[Extracted data entries]
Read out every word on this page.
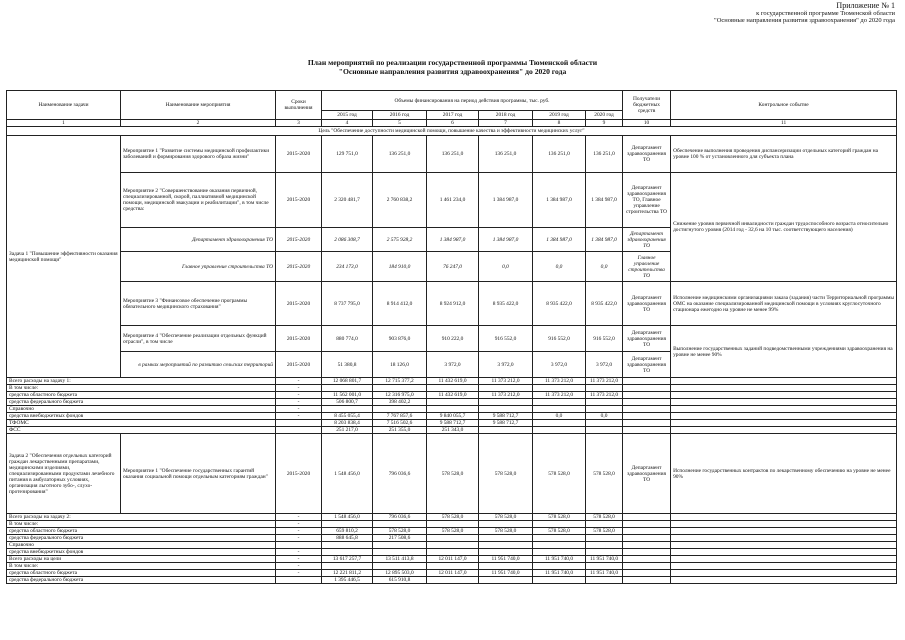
Приложение № 1
к государственной программе Тюменской области
"Основные направления развития здравоохранения" до 2020 года
План мероприятий по реализации государственной программы Тюменской области
"Основные направления развития здравоохранения" до 2020 года
Наименование задачи	Наименование мероприятия	Сроки выполнения	Объемы финансирования на период действия программы, тыс. руб.						Получатели бюджетных средств	Контрольное событие
			2015 год	2016 год	2017 год	2018 год	2019 год	2020 год		
1	2	3	4	5	6	7	8	9	10	11
Цель "Обеспечение доступности медицинской помощи, повышение качества и эффективности медицинских услуг"										
Задача 1 "Повышение эффективности оказания медицинской помощи"	Мероприятие 1 "Развитие системы медицинской профилактики заболеваний и формирования здорового образа жизни"	2015-2020	129 751,0	136 251,0	136 251,0	136 251,0	136 251,0	136 251,0	Департамент здравоохранения ТО	Обеспечение выполнения проведения диспансеризации отдельных категорий граждан на уровне 100 % от установленного для субъекта плана
	Мероприятие 2 "Совершенствование оказания первичной, специализированной, скорой, паллиативной медицинской помощи, медицинской эвакуации и реабилитации", в том числе средства:	2015-2020	2 320 481,7	2 760 838,2	1 461 234,0	1 384 987,0	1 384 987,0	1 384 987,0	Департамент здравоохранения ТО, Главное управление строительства ТО	Снижение уровня первичной инвалидности граждан трудоспособного возраста относительно достигнутого уровня (2014 год - 32,6 на 10 тыс. соответствующего населения)
	Департамент здравоохранения ТО	2015-2020	2 086 308,7	2 575 928,2	1 384 987,0	1 384 987,0	1 384 987,0	1 384 987,0	Департамент здравоохранения ТО	
	Главное управление строительства ТО	2015-2020	234 173,0	184 910,0	76 247,0	0,0	0,0	0,0	Главное управление строительства ТО	
	Мероприятие 3 "Финансовое обеспечение программы обязательного медицинского страхования"	2015-2020	8 737 795,0	8 914 412,0	8 924 912,0	8 935 422,0	8 935 422,0	8 935 422,0	Департамент здравоохранения ТО	Исполнение медицинскими организациями заказа (задания) части Территориальной программы ОМС на оказание специализированной медицинской помощи в условиях круглосуточного стационара ежегодно на уровне не менее 99%
	Мероприятие 4 "Обеспечение реализации отдельных функций отрасли", в том числе	2015-2020	880 774,0	903 876,0	910 222,0	916 552,0	916 552,0	916 552,0	Департамент здравоохранения ТО	Выполнение государственных заданий подведомственными учреждениями здравоохранения на уровне не менее 90%
	в рамках мероприятий по развитию сельских территорий	2015-2020	51 380,8	18 126,0	3 972,0	3 972,0	3 972,0	3 972,0	Департамент здравоохранения ТО	
Всего расходы на задачу 1:		-	12 068 801,7	12 715 377,2	11 432 619,0	11 373 212,0	11 373 212,0	11 373 212,0		
В том числе:		-								
средства областного бюджета		-	11 562 001,0	12 316 975,0	11 432 619,0	11 373 212,0	11 373 212,0	11 373 212,0		
средства федерального бюджета		-	506 800,7	398 402,2						
Справочно		-								
средства внебюджетных фондов		-	8 455 055,4	7 767 857,6	9 840 055,7	9 588 712,7	0,0	0,0		
ТФОМС			8 203 838,4	7 516 502,6	9 588 712,7	9 588 712,7				
ФСС			251 217,0	251 355,0	251 343,0					
Задача 2 "Обеспечения отдельных категорий граждан лекарственными препаратами, медицинскими изделиями, специализированными продуктами лечебного питания в амбулаторных условиях, организация льготного зубо-, слухо-протезирования"	Мероприятие 1 "Обеспечение государственных гарантий оказания социальной помощи отдельным категориям граждан"	2015-2020	1 548 456,0	796 036,6	578 528,0	578 528,0	578 528,0	578 528,0	Департамент здравоохранения ТО	Исполнение государственных контрактов по лекарственному обеспечению на уровне не менее 90%
Всего расходы на задачу 2:		-	1 548 456,0	796 036,6	578 528,0	578 528,0	578 528,0	578 528,0		
В том числе:		-								
средства областного бюджета		-	659 810,2	578 528,0	578 528,0	578 528,0	578 528,0	578 528,0		
средства федерального бюджета		-	888 645,8	217 508,6						
Справочно										
средства внебюджетных фондов		-								
Всего расходы на цели		-	13 617 257,7	13 511 413,8	12 011 147,0	11 951 740,0	11 951 740,0	11 951 740,0		
В том числе:		-								
средства областного бюджета		-	12 221 811,2	12 895 503,0	12 011 147,0	11 951 740,0	11 951 740,0	11 951 740,0		
средства федерального бюджета			1 395 446,5	615 910,8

* [What you are asked to do]: Repeat the entries exactly. Pictures are excluded from the copy.

* [Response to the exercise]:
Read out every word on this page.
Приложение № 1
к государственной программе Тюменской области
"Основные направления развития здравоохранения" до 2020 года
План мероприятий по реализации государственной программы Тюменской области
"Основные направления развития здравоохранения" до 2020 года
Наименование задачи	Наименование мероприятия	Сроки выполнения	Объемы финансирования на период действия программы, тыс. руб.						Получатели бюджетных средств	Контрольное событие
			2015 год	2016 год	2017 год	2018 год	2019 год	2020 год		
1	2	3	4	5	6	7	8	9	10	11
Цель "Обеспечение доступности медицинской помощи, повышение качества и эффективности медицинских услуг"										
Задача 1 "Повышение эффективности оказания медицинской помощи"	Мероприятие 1 "Развитие системы медицинской профилактики заболеваний и формирования здорового образа жизни"	2015-2020	129 751,0	136 251,0	136 251,0	136 251,0	136 251,0	136 251,0	Департамент здравоохранения ТО	Обеспечение выполнения проведения диспансеризации отдельных категорий граждан на уровне 100 % от установленного для субъекта плана
	Мероприятие 2 "Совершенствование оказания первичной, специализированной, скорой, паллиативной медицинской помощи, медицинской эвакуации и реабилитации", в том числе средства:	2015-2020	2 320 481,7	2 760 838,2	1 461 234,0	1 384 987,0	1 384 987,0	1 384 987,0	Департамент здравоохранения ТО, Главное управление строительства ТО	Снижение уровня первичной инвалидности граждан трудоспособного возраста относительно достигнутого уровня (2014 год - 32,6 на 10 тыс. соответствующего населения)
	Департамент здравоохранения ТО	2015-2020	2 086 308,7	2 575 928,2	1 384 987,0	1 384 987,0	1 384 987,0	1 384 987,0	Департамент здравоохранения ТО	
	Главное управление строительства ТО	2015-2020	234 173,0	184 910,0	76 247,0	0,0	0,0	0,0	Главное управление строительства ТО	
	Мероприятие 3 "Финансовое обеспечение программы обязательного медицинского страхования"	2015-2020	8 737 795,0	8 914 412,0	8 924 912,0	8 935 422,0	8 935 422,0	8 935 422,0	Департамент здравоохранения ТО	Исполнение медицинскими организациями заказа (задания) части Территориальной программы ОМС на оказание специализированной медицинской помощи в условиях круглосуточного стационара ежегодно на уровне не менее 99%
	Мероприятие 4 "Обеспечение реализации отдельных функций отрасли", в том числе	2015-2020	880 774,0	903 876,0	910 222,0	916 552,0	916 552,0	916 552,0	Департамент здравоохранения ТО	Выполнение государственных заданий подведомственными учреждениями здравоохранения на уровне не менее 90%
	в рамках мероприятий по развитию сельских территорий	2015-2020	51 380,8	18 126,0	3 972,0	3 972,0	3 972,0	3 972,0	Департамент здравоохранения ТО	
Всего расходы на задачу 1:		-	12 068 801,7	12 715 377,2	11 432 619,0	11 373 212,0	11 373 212,0	11 373 212,0		
В том числе:		-								
средства областного бюджета		-	11 562 001,0	12 316 975,0	11 432 619,0	11 373 212,0	11 373 212,0	11 373 212,0		
средства федерального бюджета		-	506 800,7	398 402,2						
Справочно		-								
средства внебюджетных фондов		-	8 455 055,4	7 767 857,6	9 840 055,7	9 588 712,7	0,0	0,0		
ТФОМС			8 203 838,4	7 516 502,6	9 588 712,7	9 588 712,7				
ФСС			251 217,0	251 355,0	251 343,0					
Задача 2 "Обеспечения отдельных категорий граждан лекарственными препаратами, медицинскими изделиями, специализированными продуктами лечебного питания в амбулаторных условиях, организация льготного зубо-, слухо-протезирования"	Мероприятие 1 "Обеспечение государственных гарантий оказания социальной помощи отдельным категориям граждан"	2015-2020	1 548 456,0	796 036,6	578 528,0	578 528,0	578 528,0	578 528,0	Департамент здравоохранения ТО	Исполнение государственных контрактов по лекарственному обеспечению на уровне не менее 90%
Всего расходы на задачу 2:		-	1 548 456,0	796 036,6	578 528,0	578 528,0	578 528,0	578 528,0		
В том числе:		-								
средства областного бюджета		-	659 810,2	578 528,0	578 528,0	578 528,0	578 528,0	578 528,0		
средства федерального бюджета		-	888 645,8	217 508,6						
Справочно										
средства внебюджетных фондов		-								
Всего расходы на цели		-	13 617 257,7	13 511 413,8	12 011 147,0	11 951 740,0	11 951 740,0	11 951 740,0		
В том числе:		-								
средства областного бюджета		-	12 221 811,2	12 895 503,0	12 011 147,0	11 951 740,0	11 951 740,0	11 951 740,0		
средства федерального бюджета			1 395 446,5	615 910,8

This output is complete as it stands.